Goal of the exercise:
Copy the records below exactly, leaving out every picture.

Data to use:
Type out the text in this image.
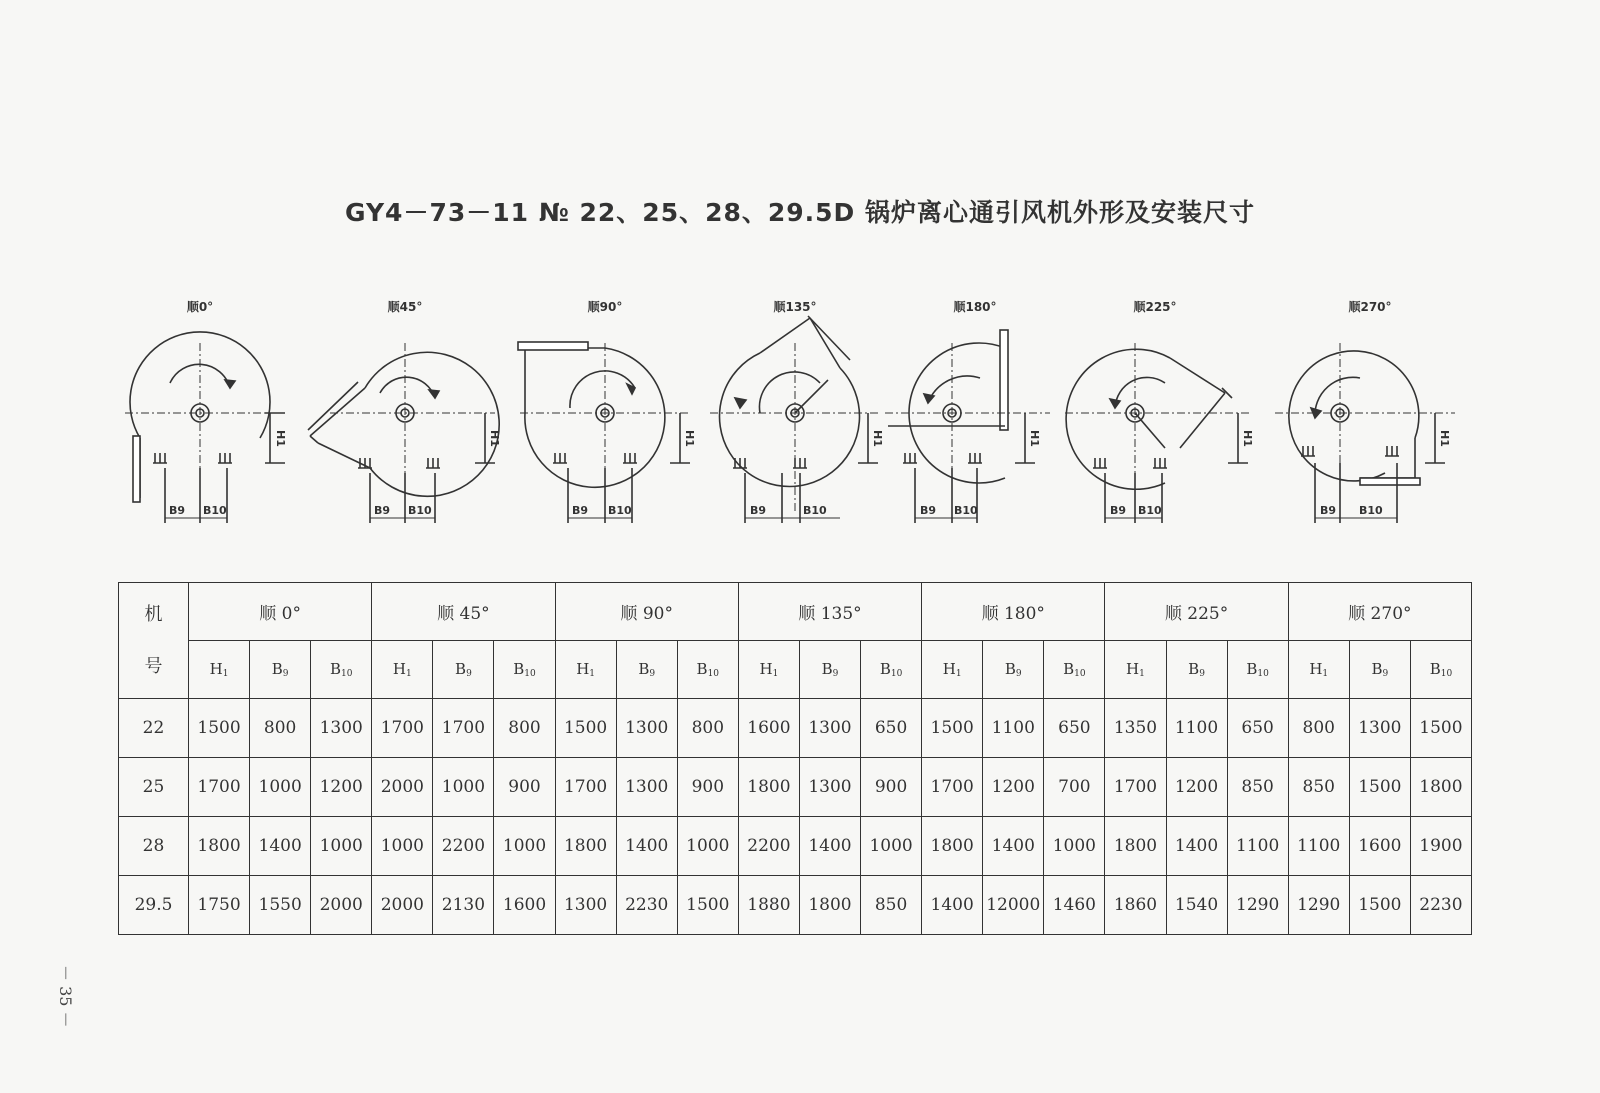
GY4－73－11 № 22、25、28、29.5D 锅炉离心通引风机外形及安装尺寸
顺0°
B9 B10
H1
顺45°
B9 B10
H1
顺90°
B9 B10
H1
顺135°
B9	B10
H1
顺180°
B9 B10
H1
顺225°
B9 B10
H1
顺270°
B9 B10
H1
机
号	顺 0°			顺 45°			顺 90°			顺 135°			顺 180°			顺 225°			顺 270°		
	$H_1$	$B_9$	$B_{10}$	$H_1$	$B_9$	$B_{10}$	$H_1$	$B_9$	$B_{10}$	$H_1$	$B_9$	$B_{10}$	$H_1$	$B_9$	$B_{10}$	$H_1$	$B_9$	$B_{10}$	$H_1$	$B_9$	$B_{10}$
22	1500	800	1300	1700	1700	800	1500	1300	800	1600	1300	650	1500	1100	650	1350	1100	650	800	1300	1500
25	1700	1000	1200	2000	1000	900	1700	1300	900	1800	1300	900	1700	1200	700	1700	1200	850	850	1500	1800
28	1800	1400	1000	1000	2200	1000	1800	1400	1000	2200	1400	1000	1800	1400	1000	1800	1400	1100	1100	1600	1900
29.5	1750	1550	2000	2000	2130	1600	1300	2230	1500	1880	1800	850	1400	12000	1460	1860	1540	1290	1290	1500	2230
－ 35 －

The result:
Type out the text in this image.
GY4－73－11 № 22、25、28、29.5D 锅炉离心通引风机外形及安装尺寸
顺0°
B9 B10
H1
顺45°
B9 B10
H1
顺90°
B9 B10
H1
顺135°
B9	B10
H1
顺180°
B9 B10
H1
顺225°
B9 B10
H1
顺270°
B9 B10
H1
机
号	顺 0°			顺 45°			顺 90°			顺 135°			顺 180°			顺 225°			顺 270°		
	$H_1$	$B_9$	$B_{10}$	$H_1$	$B_9$	$B_{10}$	$H_1$	$B_9$	$B_{10}$	$H_1$	$B_9$	$B_{10}$	$H_1$	$B_9$	$B_{10}$	$H_1$	$B_9$	$B_{10}$	$H_1$	$B_9$	$B_{10}$
22	1500	800	1300	1700	1700	800	1500	1300	800	1600	1300	650	1500	1100	650	1350	1100	650	800	1300	1500
25	1700	1000	1200	2000	1000	900	1700	1300	900	1800	1300	900	1700	1200	700	1700	1200	850	850	1500	1800
28	1800	1400	1000	1000	2200	1000	1800	1400	1000	2200	1400	1000	1800	1400	1000	1800	1400	1100	1100	1600	1900
29.5	1750	1550	2000	2000	2130	1600	1300	2230	1500	1880	1800	850	1400	12000	1460	1860	1540	1290	1290	1500	2230
－ 35 －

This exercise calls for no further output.